• **WHAT YOU ARE ASKED TO DO**:
Copy every line of the listing below word for word, with nothing added or left out.

• **GIVEN DATA**:
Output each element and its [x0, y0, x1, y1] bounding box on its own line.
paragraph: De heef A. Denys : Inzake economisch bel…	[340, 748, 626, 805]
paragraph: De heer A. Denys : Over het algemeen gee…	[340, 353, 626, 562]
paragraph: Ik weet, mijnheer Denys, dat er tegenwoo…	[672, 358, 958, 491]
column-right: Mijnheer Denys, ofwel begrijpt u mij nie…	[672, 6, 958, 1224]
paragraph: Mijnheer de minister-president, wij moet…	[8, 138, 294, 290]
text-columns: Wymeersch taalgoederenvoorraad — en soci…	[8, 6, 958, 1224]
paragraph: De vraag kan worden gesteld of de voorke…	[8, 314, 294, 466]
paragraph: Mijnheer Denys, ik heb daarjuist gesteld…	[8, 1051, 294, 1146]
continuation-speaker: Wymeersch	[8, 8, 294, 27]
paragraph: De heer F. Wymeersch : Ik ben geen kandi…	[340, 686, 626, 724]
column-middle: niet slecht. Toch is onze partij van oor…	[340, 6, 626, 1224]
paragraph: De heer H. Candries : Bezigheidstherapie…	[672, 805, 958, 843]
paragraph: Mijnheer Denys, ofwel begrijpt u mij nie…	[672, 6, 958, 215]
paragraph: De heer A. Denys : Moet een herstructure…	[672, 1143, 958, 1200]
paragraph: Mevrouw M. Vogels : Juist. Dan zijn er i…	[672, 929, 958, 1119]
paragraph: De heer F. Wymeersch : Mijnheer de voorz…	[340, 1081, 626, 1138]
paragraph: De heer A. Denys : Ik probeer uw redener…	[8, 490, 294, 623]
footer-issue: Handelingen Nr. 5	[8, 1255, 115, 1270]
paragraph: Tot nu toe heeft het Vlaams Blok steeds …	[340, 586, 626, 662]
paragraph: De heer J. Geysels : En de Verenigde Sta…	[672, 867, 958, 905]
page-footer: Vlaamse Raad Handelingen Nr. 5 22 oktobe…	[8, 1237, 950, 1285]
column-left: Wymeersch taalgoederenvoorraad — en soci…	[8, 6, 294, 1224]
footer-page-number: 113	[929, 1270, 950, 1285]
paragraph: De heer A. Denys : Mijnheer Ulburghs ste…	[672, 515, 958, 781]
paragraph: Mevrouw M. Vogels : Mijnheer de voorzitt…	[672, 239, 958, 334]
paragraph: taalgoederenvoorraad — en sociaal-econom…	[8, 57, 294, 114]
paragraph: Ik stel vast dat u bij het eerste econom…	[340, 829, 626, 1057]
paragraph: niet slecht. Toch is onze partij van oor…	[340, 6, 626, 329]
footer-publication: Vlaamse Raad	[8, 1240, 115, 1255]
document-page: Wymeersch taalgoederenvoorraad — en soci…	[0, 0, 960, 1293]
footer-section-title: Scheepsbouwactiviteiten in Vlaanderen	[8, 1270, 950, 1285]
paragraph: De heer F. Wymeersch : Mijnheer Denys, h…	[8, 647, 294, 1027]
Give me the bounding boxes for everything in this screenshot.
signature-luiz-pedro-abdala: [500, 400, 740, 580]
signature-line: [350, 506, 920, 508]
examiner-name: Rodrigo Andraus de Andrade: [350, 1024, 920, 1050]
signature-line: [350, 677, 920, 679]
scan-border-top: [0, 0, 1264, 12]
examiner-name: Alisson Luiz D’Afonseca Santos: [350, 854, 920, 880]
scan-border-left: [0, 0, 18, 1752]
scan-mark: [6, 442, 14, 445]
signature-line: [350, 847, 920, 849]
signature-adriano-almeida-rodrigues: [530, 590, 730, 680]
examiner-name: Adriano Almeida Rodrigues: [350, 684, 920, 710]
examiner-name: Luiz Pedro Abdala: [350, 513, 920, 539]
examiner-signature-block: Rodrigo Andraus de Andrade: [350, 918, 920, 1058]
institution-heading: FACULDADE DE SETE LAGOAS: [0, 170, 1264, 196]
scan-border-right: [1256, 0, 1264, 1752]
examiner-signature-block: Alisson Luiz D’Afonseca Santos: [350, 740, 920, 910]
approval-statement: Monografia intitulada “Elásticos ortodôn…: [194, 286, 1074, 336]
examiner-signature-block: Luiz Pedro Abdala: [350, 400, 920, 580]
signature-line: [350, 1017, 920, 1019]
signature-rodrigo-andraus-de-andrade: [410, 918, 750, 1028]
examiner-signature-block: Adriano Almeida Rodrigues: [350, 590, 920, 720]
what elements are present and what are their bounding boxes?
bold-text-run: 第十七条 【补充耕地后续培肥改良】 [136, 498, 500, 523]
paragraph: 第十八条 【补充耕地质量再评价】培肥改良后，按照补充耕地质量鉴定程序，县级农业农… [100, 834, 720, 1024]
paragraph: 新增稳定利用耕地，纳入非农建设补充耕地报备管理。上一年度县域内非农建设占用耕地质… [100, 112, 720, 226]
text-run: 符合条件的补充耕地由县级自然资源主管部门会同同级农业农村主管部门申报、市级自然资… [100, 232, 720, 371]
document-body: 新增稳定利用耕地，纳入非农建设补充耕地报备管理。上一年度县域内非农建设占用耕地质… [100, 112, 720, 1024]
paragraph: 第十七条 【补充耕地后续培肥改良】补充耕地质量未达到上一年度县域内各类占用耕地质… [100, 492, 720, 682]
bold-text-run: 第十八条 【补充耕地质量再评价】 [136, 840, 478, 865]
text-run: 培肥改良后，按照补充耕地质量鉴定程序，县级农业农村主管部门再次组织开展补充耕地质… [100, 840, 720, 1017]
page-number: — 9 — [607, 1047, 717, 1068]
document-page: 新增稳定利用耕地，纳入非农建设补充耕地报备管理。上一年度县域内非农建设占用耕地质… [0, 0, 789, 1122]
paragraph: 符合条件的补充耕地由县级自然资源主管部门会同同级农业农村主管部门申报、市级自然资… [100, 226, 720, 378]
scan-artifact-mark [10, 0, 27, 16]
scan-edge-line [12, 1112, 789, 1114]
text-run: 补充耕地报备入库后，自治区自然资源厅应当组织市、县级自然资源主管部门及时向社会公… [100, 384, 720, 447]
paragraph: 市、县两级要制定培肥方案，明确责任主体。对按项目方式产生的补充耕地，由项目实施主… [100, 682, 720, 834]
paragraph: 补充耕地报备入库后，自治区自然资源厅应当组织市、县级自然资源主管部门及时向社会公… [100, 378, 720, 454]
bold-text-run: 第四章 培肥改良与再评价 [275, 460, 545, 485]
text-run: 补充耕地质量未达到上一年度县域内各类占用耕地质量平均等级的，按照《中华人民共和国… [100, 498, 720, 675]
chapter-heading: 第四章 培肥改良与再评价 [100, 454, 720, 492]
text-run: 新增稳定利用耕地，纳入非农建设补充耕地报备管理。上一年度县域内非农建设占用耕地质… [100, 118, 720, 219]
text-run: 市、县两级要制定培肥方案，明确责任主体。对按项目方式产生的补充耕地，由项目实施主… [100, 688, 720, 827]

• **TASK RESPONSE**:
Output each element and its [x0, y0, x1, y1] bounding box on its own line.
paragraph: De heef A. Denys : Inzake economisch bel…	[340, 748, 626, 805]
paragraph: De heer A. Denys : Over het algemeen gee…	[340, 353, 626, 562]
paragraph: Ik weet, mijnheer Denys, dat er tegenwoo…	[672, 358, 958, 491]
column-right: Mijnheer Denys, ofwel begrijpt u mij nie…	[672, 6, 958, 1224]
paragraph: Mijnheer de minister-president, wij moet…	[8, 138, 294, 290]
text-columns: Wymeersch taalgoederenvoorraad — en soci…	[8, 6, 958, 1224]
paragraph: De vraag kan worden gesteld of de voorke…	[8, 314, 294, 466]
paragraph: Mijnheer Denys, ik heb daarjuist gesteld…	[8, 1051, 294, 1146]
continuation-speaker: Wymeersch	[8, 8, 294, 27]
paragraph: De heer F. Wymeersch : Ik ben geen kandi…	[340, 686, 626, 724]
column-middle: niet slecht. Toch is onze partij van oor…	[340, 6, 626, 1224]
paragraph: De heer H. Candries : Bezigheidstherapie…	[672, 805, 958, 843]
paragraph: Mijnheer Denys, ofwel begrijpt u mij nie…	[672, 6, 958, 215]
paragraph: De heer A. Denys : Moet een herstructure…	[672, 1143, 958, 1200]
paragraph: Mevrouw M. Vogels : Juist. Dan zijn er i…	[672, 929, 958, 1119]
paragraph: De heer F. Wymeersch : Mijnheer de voorz…	[340, 1081, 626, 1138]
paragraph: De heer A. Denys : Ik probeer uw redener…	[8, 490, 294, 623]
footer-issue: Handelingen Nr. 5	[8, 1255, 115, 1270]
paragraph: Tot nu toe heeft het Vlaams Blok steeds …	[340, 586, 626, 662]
paragraph: De heer J. Geysels : En de Verenigde Sta…	[672, 867, 958, 905]
page-footer: Vlaamse Raad Handelingen Nr. 5 22 oktobe…	[8, 1237, 950, 1285]
column-left: Wymeersch taalgoederenvoorraad — en soci…	[8, 6, 294, 1224]
footer-page-number: 113	[929, 1270, 950, 1285]
paragraph: De heer A. Denys : Mijnheer Ulburghs ste…	[672, 515, 958, 781]
paragraph: Mevrouw M. Vogels : Mijnheer de voorzitt…	[672, 239, 958, 334]
paragraph: taalgoederenvoorraad — en sociaal-econom…	[8, 57, 294, 114]
paragraph: Ik stel vast dat u bij het eerste econom…	[340, 829, 626, 1057]
paragraph: niet slecht. Toch is onze partij van oor…	[340, 6, 626, 329]
footer-publication: Vlaamse Raad	[8, 1240, 115, 1255]
document-page: Wymeersch taalgoederenvoorraad — en soci…	[0, 0, 960, 1293]
footer-section-title: Scheepsbouwactiviteiten in Vlaanderen	[8, 1270, 950, 1285]
paragraph: De heer F. Wymeersch : Mijnheer Denys, h…	[8, 647, 294, 1027]
Give me the bounding boxes for everything in this screenshot.
signature-luiz-pedro-abdala: [500, 400, 740, 580]
signature-line: [350, 506, 920, 508]
examiner-name: Rodrigo Andraus de Andrade: [350, 1024, 920, 1050]
signature-line: [350, 677, 920, 679]
scan-border-top: [0, 0, 1264, 12]
examiner-name: Alisson Luiz D’Afonseca Santos: [350, 854, 920, 880]
scan-border-left: [0, 0, 18, 1752]
scan-mark: [6, 442, 14, 445]
signature-line: [350, 847, 920, 849]
signature-adriano-almeida-rodrigues: [530, 590, 730, 680]
examiner-name: Adriano Almeida Rodrigues: [350, 684, 920, 710]
examiner-name: Luiz Pedro Abdala: [350, 513, 920, 539]
examiner-signature-block: Rodrigo Andraus de Andrade: [350, 918, 920, 1058]
institution-heading: FACULDADE DE SETE LAGOAS: [0, 170, 1264, 196]
scan-border-right: [1256, 0, 1264, 1752]
examiner-signature-block: Alisson Luiz D’Afonseca Santos: [350, 740, 920, 910]
approval-statement: Monografia intitulada “Elásticos ortodôn…: [194, 286, 1074, 336]
examiner-signature-block: Luiz Pedro Abdala: [350, 400, 920, 580]
signature-line: [350, 1017, 920, 1019]
signature-rodrigo-andraus-de-andrade: [410, 918, 750, 1028]
examiner-signature-block: Adriano Almeida Rodrigues: [350, 590, 920, 720]
what elements are present and what are their bounding boxes?
bold-text-run: 第十七条 【补充耕地后续培肥改良】 [136, 498, 500, 523]
paragraph: 第十八条 【补充耕地质量再评价】培肥改良后，按照补充耕地质量鉴定程序，县级农业农… [100, 834, 720, 1024]
paragraph: 新增稳定利用耕地，纳入非农建设补充耕地报备管理。上一年度县域内非农建设占用耕地质… [100, 112, 720, 226]
text-run: 符合条件的补充耕地由县级自然资源主管部门会同同级农业农村主管部门申报、市级自然资… [100, 232, 720, 371]
document-body: 新增稳定利用耕地，纳入非农建设补充耕地报备管理。上一年度县域内非农建设占用耕地质… [100, 112, 720, 1024]
paragraph: 第十七条 【补充耕地后续培肥改良】补充耕地质量未达到上一年度县域内各类占用耕地质… [100, 492, 720, 682]
bold-text-run: 第十八条 【补充耕地质量再评价】 [136, 840, 478, 865]
text-run: 培肥改良后，按照补充耕地质量鉴定程序，县级农业农村主管部门再次组织开展补充耕地质… [100, 840, 720, 1017]
page-number: — 9 — [607, 1047, 717, 1068]
document-page: 新增稳定利用耕地，纳入非农建设补充耕地报备管理。上一年度县域内非农建设占用耕地质… [0, 0, 789, 1122]
paragraph: 符合条件的补充耕地由县级自然资源主管部门会同同级农业农村主管部门申报、市级自然资… [100, 226, 720, 378]
scan-artifact-mark [10, 0, 27, 16]
scan-edge-line [12, 1112, 789, 1114]
text-run: 补充耕地报备入库后，自治区自然资源厅应当组织市、县级自然资源主管部门及时向社会公… [100, 384, 720, 447]
paragraph: 市、县两级要制定培肥方案，明确责任主体。对按项目方式产生的补充耕地，由项目实施主… [100, 682, 720, 834]
paragraph: 补充耕地报备入库后，自治区自然资源厅应当组织市、县级自然资源主管部门及时向社会公… [100, 378, 720, 454]
bold-text-run: 第四章 培肥改良与再评价 [275, 460, 545, 485]
text-run: 补充耕地质量未达到上一年度县域内各类占用耕地质量平均等级的，按照《中华人民共和国… [100, 498, 720, 675]
chapter-heading: 第四章 培肥改良与再评价 [100, 454, 720, 492]
text-run: 新增稳定利用耕地，纳入非农建设补充耕地报备管理。上一年度县域内非农建设占用耕地质… [100, 118, 720, 219]
text-run: 市、县两级要制定培肥方案，明确责任主体。对按项目方式产生的补充耕地，由项目实施主… [100, 688, 720, 827]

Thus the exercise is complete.